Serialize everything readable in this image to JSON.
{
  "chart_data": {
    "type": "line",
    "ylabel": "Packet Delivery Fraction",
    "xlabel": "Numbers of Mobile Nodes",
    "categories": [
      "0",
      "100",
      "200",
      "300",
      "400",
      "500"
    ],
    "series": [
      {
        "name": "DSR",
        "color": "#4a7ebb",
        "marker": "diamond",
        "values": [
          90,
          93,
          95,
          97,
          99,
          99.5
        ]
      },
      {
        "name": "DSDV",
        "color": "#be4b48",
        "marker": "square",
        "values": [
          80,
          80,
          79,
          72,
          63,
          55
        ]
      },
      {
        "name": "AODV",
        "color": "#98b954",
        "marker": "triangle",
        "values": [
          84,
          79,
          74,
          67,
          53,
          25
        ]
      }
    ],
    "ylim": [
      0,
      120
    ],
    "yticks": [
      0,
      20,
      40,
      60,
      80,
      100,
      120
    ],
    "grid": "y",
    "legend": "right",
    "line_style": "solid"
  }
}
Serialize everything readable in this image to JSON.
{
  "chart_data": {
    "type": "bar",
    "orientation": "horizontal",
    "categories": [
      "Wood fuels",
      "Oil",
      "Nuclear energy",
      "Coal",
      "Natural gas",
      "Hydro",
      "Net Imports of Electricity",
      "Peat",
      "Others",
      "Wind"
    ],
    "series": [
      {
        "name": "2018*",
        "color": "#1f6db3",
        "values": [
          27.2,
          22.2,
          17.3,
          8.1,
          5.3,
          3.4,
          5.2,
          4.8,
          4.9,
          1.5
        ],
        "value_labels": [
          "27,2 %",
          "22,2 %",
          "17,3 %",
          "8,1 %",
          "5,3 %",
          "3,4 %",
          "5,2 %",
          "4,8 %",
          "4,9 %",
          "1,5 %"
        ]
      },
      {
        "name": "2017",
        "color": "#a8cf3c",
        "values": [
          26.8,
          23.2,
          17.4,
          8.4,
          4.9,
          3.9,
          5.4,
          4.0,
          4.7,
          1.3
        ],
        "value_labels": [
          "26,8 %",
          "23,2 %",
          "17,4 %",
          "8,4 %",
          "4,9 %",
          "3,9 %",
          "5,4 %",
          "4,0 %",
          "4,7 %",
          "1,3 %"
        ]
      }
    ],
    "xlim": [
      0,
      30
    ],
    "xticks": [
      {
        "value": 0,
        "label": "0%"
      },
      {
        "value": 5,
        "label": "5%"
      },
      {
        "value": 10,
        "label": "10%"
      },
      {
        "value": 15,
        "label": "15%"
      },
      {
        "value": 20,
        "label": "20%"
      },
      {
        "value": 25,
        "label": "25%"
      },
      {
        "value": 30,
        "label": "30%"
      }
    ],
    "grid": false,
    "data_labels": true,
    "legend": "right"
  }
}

•••

Reply with the number of lines in the material above that contain "marker", and nothing more.

3